*** Data shown ***
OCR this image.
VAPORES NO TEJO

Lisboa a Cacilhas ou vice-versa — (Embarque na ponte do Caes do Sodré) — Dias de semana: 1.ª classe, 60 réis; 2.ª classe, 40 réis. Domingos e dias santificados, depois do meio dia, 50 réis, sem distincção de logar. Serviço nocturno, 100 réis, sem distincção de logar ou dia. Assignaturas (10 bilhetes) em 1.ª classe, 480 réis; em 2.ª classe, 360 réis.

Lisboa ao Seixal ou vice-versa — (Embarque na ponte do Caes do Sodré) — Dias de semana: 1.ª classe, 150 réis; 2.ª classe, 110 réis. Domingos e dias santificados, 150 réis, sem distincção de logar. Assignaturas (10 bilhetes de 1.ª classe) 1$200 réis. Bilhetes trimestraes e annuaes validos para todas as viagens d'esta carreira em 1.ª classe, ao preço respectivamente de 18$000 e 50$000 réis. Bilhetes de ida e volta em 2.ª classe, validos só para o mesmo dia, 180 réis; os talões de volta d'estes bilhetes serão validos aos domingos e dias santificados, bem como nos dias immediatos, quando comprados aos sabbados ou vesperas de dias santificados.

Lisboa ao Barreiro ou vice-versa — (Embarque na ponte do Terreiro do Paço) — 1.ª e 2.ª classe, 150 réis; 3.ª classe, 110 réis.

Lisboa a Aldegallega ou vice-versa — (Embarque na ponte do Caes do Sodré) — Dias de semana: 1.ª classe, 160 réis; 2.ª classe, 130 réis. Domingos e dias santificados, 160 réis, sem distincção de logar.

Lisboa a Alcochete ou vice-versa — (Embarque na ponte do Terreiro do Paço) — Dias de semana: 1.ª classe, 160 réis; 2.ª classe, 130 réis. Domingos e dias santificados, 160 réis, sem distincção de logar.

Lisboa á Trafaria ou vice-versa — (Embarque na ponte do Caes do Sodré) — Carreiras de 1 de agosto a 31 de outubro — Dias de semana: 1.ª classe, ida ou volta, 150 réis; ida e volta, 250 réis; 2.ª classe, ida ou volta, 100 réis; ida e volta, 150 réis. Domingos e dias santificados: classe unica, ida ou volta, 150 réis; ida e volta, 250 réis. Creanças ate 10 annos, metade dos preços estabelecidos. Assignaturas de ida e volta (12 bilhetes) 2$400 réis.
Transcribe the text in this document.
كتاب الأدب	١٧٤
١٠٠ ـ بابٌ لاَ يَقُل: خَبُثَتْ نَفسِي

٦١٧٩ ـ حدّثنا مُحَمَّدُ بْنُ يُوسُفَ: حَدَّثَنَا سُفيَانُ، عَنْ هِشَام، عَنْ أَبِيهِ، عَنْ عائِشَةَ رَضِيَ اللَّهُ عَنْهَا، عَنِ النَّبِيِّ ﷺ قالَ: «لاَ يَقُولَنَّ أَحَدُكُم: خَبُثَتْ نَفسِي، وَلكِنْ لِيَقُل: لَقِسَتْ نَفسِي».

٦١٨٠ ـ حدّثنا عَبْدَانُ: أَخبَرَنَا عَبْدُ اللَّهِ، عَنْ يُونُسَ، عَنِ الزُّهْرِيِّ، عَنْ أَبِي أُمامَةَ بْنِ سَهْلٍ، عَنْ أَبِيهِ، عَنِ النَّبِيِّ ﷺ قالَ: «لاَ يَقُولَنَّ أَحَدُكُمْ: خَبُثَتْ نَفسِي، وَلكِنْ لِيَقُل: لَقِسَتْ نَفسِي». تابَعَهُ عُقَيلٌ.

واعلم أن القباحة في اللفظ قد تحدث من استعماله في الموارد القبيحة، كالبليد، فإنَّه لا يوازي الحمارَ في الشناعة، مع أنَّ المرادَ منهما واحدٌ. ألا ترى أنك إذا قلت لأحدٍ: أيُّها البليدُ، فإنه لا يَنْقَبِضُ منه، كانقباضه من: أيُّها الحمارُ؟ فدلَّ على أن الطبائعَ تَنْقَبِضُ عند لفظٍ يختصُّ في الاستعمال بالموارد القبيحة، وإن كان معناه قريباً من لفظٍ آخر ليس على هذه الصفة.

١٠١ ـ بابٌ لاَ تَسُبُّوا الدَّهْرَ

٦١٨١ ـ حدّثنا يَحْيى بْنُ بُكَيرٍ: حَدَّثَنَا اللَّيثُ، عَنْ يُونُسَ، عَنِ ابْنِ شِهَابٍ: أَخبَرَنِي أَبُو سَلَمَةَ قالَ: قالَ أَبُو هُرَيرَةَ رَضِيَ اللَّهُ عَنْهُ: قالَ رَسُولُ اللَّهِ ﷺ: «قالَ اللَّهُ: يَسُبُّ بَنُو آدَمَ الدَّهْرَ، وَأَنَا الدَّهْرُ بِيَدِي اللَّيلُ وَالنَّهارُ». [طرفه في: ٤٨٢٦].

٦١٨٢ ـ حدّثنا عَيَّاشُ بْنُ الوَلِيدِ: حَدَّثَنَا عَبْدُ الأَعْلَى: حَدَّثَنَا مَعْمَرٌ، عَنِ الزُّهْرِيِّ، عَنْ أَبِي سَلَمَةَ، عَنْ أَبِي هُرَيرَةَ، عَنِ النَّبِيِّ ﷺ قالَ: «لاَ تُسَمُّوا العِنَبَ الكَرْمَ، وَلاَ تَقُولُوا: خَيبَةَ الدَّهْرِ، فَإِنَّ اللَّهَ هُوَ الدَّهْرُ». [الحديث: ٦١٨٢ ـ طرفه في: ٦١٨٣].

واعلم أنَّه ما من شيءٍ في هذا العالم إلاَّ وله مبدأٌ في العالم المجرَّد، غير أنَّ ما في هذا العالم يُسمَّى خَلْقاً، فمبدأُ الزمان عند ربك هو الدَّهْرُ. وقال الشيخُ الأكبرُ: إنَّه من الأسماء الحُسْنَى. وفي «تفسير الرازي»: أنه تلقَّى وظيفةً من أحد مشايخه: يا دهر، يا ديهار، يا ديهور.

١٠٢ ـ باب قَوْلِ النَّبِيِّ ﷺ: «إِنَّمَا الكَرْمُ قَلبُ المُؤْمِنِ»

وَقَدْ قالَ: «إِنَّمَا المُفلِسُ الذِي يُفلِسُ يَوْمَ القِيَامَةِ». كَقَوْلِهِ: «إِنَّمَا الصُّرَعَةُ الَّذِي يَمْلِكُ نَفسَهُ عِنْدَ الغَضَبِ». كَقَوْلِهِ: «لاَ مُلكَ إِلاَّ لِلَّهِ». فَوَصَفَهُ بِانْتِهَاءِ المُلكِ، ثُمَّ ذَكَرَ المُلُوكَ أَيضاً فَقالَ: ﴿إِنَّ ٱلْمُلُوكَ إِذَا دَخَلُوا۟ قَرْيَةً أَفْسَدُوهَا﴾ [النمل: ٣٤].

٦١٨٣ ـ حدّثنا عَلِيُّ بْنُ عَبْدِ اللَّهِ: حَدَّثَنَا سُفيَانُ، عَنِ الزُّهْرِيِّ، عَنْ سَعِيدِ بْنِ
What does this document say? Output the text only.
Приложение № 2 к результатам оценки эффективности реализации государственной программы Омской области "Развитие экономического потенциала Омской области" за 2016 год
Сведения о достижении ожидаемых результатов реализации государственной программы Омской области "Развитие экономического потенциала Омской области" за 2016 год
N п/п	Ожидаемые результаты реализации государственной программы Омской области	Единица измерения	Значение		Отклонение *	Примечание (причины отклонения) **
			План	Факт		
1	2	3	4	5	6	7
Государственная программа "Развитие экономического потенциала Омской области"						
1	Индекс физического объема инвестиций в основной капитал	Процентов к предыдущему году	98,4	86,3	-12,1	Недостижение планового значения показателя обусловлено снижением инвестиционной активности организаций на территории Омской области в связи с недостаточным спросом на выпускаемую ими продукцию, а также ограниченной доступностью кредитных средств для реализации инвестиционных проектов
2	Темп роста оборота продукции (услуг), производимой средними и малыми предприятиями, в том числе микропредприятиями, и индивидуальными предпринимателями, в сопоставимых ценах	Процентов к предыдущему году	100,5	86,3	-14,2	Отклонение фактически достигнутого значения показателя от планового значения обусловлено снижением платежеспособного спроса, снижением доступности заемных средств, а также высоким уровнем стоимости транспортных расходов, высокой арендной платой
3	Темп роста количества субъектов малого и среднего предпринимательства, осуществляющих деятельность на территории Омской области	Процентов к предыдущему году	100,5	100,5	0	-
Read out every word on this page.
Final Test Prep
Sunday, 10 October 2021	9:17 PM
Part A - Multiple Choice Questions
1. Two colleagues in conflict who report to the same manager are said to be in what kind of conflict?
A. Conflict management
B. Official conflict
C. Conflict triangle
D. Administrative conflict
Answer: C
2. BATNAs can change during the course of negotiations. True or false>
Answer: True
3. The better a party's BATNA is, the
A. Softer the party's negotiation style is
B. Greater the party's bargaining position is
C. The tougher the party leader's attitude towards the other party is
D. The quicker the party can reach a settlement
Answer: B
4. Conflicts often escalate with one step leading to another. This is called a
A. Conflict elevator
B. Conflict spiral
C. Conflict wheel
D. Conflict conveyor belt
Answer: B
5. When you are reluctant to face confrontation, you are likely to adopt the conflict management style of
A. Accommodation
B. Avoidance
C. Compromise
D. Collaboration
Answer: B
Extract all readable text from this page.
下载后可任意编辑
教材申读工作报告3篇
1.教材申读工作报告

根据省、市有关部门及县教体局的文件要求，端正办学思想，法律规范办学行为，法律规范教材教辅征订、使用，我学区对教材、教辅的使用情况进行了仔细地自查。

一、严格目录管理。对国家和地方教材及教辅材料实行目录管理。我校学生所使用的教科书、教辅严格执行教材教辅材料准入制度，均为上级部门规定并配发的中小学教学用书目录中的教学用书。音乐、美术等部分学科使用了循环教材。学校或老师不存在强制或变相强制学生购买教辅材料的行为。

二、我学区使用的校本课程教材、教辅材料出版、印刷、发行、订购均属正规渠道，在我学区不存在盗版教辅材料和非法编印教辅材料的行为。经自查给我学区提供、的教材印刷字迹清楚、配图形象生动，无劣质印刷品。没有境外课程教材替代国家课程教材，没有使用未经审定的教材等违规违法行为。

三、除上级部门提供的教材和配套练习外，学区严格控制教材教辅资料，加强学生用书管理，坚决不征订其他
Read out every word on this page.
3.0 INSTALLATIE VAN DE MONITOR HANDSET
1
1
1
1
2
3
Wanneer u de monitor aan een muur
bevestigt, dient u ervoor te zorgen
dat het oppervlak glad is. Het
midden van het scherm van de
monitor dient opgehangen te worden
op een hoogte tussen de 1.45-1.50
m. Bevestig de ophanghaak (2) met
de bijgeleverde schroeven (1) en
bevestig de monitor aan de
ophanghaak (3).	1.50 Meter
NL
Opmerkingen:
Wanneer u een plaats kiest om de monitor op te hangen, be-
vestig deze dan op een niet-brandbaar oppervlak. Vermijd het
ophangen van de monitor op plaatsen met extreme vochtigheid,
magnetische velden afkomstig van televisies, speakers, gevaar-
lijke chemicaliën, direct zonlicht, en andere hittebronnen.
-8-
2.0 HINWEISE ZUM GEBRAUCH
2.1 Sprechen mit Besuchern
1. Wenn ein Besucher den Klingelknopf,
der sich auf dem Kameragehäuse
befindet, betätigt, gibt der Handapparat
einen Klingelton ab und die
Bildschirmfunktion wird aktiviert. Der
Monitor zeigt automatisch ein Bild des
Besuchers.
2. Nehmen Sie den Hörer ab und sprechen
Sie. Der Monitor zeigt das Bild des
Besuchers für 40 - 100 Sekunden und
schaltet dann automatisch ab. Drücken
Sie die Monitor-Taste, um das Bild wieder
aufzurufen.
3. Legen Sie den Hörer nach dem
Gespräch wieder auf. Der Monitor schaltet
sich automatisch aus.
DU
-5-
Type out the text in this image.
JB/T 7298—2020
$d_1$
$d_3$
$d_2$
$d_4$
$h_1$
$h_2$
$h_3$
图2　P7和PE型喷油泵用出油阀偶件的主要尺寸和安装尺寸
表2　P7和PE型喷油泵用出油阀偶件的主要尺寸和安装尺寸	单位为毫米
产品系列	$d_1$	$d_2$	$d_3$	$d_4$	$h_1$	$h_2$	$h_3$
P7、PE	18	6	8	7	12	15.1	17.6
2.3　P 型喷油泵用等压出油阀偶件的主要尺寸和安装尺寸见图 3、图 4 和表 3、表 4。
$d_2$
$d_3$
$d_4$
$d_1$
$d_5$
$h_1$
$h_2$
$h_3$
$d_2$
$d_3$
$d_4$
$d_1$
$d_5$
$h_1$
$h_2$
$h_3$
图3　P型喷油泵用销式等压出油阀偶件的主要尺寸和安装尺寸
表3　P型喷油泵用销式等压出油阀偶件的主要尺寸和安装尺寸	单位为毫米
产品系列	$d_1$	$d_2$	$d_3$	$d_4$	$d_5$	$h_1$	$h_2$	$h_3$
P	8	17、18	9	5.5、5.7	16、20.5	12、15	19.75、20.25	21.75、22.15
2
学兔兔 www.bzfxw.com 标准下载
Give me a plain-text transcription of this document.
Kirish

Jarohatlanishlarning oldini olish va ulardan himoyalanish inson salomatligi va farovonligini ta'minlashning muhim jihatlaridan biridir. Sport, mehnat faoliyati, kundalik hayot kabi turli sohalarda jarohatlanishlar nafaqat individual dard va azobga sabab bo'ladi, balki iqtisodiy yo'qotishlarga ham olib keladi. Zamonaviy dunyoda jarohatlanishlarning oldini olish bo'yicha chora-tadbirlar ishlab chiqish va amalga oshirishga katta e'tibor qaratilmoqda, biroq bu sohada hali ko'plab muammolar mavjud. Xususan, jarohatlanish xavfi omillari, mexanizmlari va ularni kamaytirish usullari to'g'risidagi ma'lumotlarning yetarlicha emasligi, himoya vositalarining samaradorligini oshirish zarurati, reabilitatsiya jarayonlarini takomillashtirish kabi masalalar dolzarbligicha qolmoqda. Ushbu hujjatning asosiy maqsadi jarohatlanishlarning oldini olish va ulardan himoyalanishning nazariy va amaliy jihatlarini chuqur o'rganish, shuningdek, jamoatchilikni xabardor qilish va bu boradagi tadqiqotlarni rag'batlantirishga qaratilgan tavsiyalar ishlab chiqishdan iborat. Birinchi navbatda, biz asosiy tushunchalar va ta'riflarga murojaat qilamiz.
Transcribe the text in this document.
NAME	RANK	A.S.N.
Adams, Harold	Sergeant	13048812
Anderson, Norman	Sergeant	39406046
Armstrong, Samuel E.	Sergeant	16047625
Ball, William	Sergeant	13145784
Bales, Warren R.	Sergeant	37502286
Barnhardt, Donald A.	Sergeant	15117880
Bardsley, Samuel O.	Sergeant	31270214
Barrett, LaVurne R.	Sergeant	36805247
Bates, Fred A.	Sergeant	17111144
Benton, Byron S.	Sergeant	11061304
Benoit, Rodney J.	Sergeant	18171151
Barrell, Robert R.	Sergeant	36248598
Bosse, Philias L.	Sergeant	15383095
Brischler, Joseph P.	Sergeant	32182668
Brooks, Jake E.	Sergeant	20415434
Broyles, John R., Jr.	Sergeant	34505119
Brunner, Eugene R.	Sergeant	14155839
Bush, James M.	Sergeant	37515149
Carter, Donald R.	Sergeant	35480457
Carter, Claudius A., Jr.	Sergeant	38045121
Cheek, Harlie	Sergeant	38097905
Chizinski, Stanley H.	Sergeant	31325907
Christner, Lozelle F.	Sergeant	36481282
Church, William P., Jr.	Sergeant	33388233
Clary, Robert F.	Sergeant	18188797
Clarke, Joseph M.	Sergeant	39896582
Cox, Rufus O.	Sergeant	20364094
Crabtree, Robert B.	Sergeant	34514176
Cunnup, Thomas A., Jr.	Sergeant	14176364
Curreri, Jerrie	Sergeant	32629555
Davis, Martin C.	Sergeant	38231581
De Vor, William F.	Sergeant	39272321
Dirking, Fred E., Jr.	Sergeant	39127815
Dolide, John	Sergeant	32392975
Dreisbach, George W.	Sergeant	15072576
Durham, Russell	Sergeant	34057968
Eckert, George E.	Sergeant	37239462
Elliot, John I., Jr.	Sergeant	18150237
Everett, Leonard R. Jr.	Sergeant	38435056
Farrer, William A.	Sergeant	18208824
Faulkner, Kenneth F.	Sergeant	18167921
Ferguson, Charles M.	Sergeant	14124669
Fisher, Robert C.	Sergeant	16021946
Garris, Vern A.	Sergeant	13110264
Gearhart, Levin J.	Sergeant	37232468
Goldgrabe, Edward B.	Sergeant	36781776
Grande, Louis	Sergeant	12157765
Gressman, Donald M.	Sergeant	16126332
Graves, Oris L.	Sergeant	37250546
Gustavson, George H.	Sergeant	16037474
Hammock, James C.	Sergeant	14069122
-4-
***
[To do]:
Display every line of the listing that contains the string "style".

[Response below]:
A. Softer the party's negotiation style is
5. When you are reluctant to face confrontation, you are likely to adopt the conflict management style of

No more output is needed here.